### STATED GOAL
Count every line in the data below where "International" occurs, then state that number and nothing more.

### STORED RECORDS
* BEGIN *

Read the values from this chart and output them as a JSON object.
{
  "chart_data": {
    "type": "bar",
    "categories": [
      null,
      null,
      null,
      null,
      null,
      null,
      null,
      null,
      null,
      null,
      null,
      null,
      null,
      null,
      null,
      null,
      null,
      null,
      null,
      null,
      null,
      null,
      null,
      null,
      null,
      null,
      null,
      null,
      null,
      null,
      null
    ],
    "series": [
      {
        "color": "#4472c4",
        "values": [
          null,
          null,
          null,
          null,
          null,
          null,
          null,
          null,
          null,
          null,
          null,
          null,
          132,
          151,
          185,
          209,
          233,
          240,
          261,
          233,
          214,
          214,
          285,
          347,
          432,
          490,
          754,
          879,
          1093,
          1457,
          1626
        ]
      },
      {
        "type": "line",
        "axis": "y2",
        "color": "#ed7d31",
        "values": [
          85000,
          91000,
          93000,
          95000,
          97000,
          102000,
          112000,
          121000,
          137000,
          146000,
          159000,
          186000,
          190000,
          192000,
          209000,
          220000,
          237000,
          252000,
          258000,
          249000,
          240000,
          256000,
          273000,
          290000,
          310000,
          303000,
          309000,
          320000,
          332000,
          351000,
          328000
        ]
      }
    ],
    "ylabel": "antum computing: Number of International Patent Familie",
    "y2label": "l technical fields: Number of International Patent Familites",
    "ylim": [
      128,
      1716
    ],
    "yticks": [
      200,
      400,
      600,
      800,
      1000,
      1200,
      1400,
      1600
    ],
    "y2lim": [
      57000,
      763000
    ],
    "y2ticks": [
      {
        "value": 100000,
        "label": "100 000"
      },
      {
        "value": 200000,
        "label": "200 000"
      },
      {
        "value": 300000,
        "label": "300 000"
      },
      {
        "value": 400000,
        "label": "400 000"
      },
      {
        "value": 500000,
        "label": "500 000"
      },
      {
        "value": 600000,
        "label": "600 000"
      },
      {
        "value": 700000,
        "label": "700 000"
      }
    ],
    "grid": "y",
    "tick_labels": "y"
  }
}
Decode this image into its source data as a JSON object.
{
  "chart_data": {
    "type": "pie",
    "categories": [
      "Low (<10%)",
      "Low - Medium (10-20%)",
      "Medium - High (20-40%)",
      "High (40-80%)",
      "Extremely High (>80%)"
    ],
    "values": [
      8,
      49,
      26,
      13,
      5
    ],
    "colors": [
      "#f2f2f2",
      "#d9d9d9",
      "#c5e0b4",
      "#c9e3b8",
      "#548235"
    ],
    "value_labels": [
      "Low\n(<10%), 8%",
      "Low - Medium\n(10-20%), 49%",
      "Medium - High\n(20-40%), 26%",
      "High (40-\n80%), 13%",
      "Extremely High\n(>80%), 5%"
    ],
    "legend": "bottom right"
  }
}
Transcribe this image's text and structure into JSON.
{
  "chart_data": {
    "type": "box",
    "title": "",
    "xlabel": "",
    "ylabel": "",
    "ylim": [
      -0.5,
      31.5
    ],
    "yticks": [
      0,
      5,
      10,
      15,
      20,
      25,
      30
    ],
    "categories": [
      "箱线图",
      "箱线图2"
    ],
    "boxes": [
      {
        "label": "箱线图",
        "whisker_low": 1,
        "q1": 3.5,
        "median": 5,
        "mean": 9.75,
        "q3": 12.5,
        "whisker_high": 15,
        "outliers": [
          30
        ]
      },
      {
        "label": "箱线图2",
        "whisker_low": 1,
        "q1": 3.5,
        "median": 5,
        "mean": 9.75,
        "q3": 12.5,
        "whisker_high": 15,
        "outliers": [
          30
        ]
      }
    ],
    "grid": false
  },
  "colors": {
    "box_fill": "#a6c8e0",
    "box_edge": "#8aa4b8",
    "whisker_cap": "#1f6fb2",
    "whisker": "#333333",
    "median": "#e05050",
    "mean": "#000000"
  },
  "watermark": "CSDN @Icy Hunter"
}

* END *

### FINAL RESULT
2